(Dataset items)

····················

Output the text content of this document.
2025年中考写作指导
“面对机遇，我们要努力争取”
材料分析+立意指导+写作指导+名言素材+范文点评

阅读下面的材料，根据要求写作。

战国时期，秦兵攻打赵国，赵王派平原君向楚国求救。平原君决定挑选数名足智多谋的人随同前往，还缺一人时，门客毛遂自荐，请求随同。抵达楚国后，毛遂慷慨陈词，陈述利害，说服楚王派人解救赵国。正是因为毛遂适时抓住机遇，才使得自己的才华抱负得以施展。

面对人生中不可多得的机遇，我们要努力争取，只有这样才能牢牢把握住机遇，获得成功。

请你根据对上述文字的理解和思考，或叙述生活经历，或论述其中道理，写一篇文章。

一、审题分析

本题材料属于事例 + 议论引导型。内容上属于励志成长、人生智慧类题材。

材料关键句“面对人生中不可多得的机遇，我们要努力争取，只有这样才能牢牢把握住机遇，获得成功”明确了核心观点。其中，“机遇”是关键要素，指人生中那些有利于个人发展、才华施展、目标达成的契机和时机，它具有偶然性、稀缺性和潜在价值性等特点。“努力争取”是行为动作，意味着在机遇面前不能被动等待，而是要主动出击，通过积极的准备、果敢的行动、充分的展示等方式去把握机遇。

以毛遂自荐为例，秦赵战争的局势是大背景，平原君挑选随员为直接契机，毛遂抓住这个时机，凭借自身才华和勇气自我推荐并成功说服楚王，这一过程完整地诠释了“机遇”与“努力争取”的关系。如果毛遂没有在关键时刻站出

····················

Restate the whole of the material exactly.

§ Exercise result:
Output the text content of this document.
2025年中考写作指导
“面对机遇，我们要努力争取”
材料分析+立意指导+写作指导+名言素材+范文点评

阅读下面的材料，根据要求写作。

战国时期，秦兵攻打赵国，赵王派平原君向楚国求救。平原君决定挑选数名足智多谋的人随同前往，还缺一人时，门客毛遂自荐，请求随同。抵达楚国后，毛遂慷慨陈词，陈述利害，说服楚王派人解救赵国。正是因为毛遂适时抓住机遇，才使得自己的才华抱负得以施展。

面对人生中不可多得的机遇，我们要努力争取，只有这样才能牢牢把握住机遇，获得成功。

请你根据对上述文字的理解和思考，或叙述生活经历，或论述其中道理，写一篇文章。

一、审题分析

本题材料属于事例 + 议论引导型。内容上属于励志成长、人生智慧类题材。

材料关键句“面对人生中不可多得的机遇，我们要努力争取，只有这样才能牢牢把握住机遇，获得成功”明确了核心观点。其中，“机遇”是关键要素，指人生中那些有利于个人发展、才华施展、目标达成的契机和时机，它具有偶然性、稀缺性和潜在价值性等特点。“努力争取”是行为动作，意味着在机遇面前不能被动等待，而是要主动出击，通过积极的准备、果敢的行动、充分的展示等方式去把握机遇。

以毛遂自荐为例，秦赵战争的局势是大背景，平原君挑选随员为直接契机，毛遂抓住这个时机，凭借自身才华和勇气自我推荐并成功说服楚王，这一过程完整地诠释了“机遇”与“努力争取”的关系。如果毛遂没有在关键时刻站出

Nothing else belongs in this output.